EXERCISE DIRECTIONS -
Output the data exactly, with every line intact.

[start]

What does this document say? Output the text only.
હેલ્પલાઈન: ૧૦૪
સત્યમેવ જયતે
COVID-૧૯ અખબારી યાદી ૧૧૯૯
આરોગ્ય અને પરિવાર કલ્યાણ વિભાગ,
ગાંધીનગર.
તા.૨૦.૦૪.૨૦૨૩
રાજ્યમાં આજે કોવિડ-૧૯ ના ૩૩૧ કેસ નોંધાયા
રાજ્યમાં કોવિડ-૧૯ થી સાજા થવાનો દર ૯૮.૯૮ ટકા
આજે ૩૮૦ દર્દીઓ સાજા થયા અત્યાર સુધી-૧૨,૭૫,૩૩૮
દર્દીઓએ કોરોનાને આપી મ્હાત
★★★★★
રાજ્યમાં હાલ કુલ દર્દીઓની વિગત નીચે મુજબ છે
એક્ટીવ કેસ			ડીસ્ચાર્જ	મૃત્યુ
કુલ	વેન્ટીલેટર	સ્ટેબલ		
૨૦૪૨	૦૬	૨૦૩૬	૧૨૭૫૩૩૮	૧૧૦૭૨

[end]

RESULT -
What does this document say? Output the text only.
હેલ્પલાઈન: ૧૦૪
સત્યમેવ જયતે
COVID-૧૯ અખબારી યાદી ૧૧૯૯
આરોગ્ય અને પરિવાર કલ્યાણ વિભાગ,
ગાંધીનગર.
તા.૨૦.૦૪.૨૦૨૩
રાજ્યમાં આજે કોવિડ-૧૯ ના ૩૩૧ કેસ નોંધાયા
રાજ્યમાં કોવિડ-૧૯ થી સાજા થવાનો દર ૯૮.૯૮ ટકા
આજે ૩૮૦ દર્દીઓ સાજા થયા અત્યાર સુધી-૧૨,૭૫,૩૩૮
દર્દીઓએ કોરોનાને આપી મ્હાત
★★★★★
રાજ્યમાં હાલ કુલ દર્દીઓની વિગત નીચે મુજબ છે
એક્ટીવ કેસ			ડીસ્ચાર્જ	મૃત્યુ
કુલ	વેન્ટીલેટર	સ્ટેબલ		
૨૦૪૨	૦૬	૨૦૩૬	૧૨૭૫૩૩૮	૧૧૦૭૨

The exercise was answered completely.